▶ Exercise instructions
Which lines in the material below contain the word "Versöhnung"? Copy each of them.

__________________________________________________

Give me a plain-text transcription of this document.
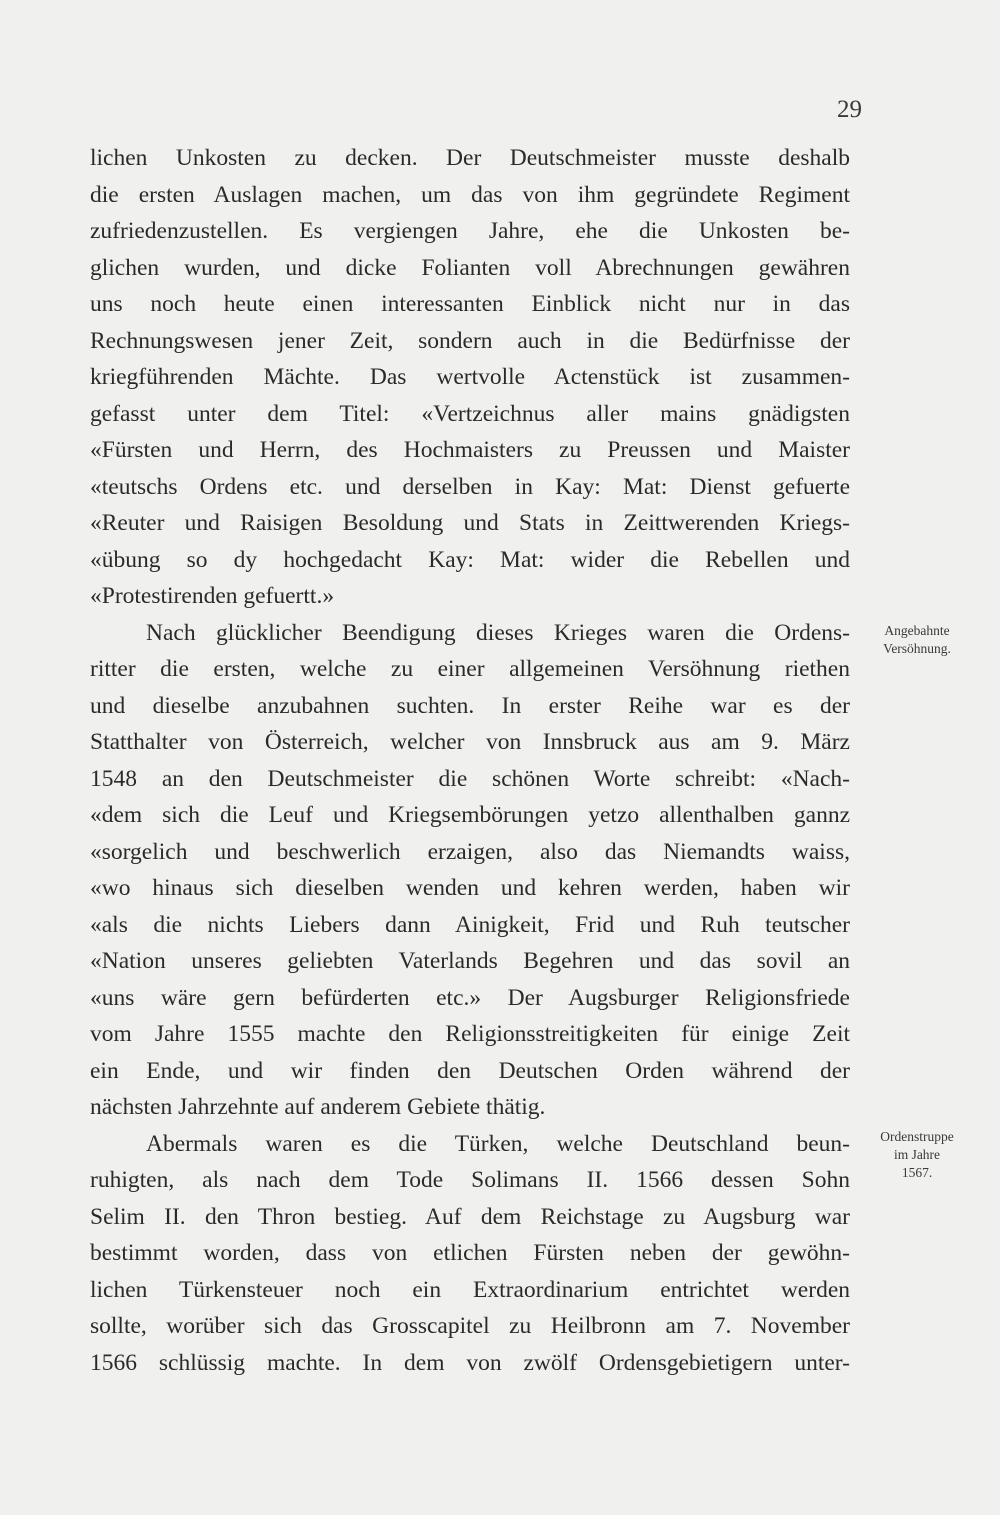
29
lichen Unkosten zu decken. Der Deutschmeister musste deshalb
die ersten Auslagen machen, um das von ihm gegründete Regiment
zufriedenzustellen. Es vergiengen Jahre, ehe die Unkosten be-
glichen wurden, und dicke Folianten voll Abrechnungen gewähren
uns noch heute einen interessanten Einblick nicht nur in das
Rechnungswesen jener Zeit, sondern auch in die Bedürfnisse der
kriegführenden Mächte. Das wertvolle Actenstück ist zusammen-
gefasst unter dem Titel: «Vertzeichnus aller mains gnädigsten
«Fürsten und Herrn, des Hochmaisters zu Preussen und Maister
«teutschs Ordens etc. und derselben in Kay: Mat: Dienst gefuerte
«Reuter und Raisigen Besoldung und Stats in Zeittwerenden Kriegs-
«übung so dy hochgedacht Kay: Mat: wider die Rebellen und
«Protestirenden gefuertt.»
Nach glücklicher Beendigung dieses Krieges waren die Ordens-
ritter die ersten, welche zu einer allgemeinen Versöhnung riethen
und dieselbe anzubahnen suchten. In erster Reihe war es der
Statthalter von Österreich, welcher von Innsbruck aus am 9. März
1548 an den Deutschmeister die schönen Worte schreibt: «Nach-
«dem sich die Leuf und Kriegsembörungen yetzo allenthalben gannz
«sorgelich und beschwerlich erzaigen, also das Niemandts waiss,
«wo hinaus sich dieselben wenden und kehren werden, haben wir
«als die nichts Liebers dann Ainigkeit, Frid und Ruh teutscher
«Nation unseres geliebten Vaterlands Begehren und das sovil an
«uns wäre gern befürderten etc.» Der Augsburger Religionsfriede
vom Jahre 1555 machte den Religionsstreitigkeiten für einige Zeit
ein Ende, und wir finden den Deutschen Orden während der
nächsten Jahrzehnte auf anderem Gebiete thätig.
Abermals waren es die Türken, welche Deutschland beun-
ruhigten, als nach dem Tode Solimans II. 1566 dessen Sohn
Selim II. den Thron bestieg. Auf dem Reichstage zu Augsburg war
bestimmt worden, dass von etlichen Fürsten neben der gewöhn-
lichen Türkensteuer noch ein Extraordinarium entrichtet werden
sollte, worüber sich das Grosscapitel zu Heilbronn am 7. November
1566 schlüssig machte. In dem von zwölf Ordensgebietigern unter-
Angebahnte
Versöhnung.
Ordenstruppe
im Jahre
1567.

__________________________________________________

▶ Output below
ritter die ersten, welche zu einer allgemeinen Versöhnung riethen
Versöhnung.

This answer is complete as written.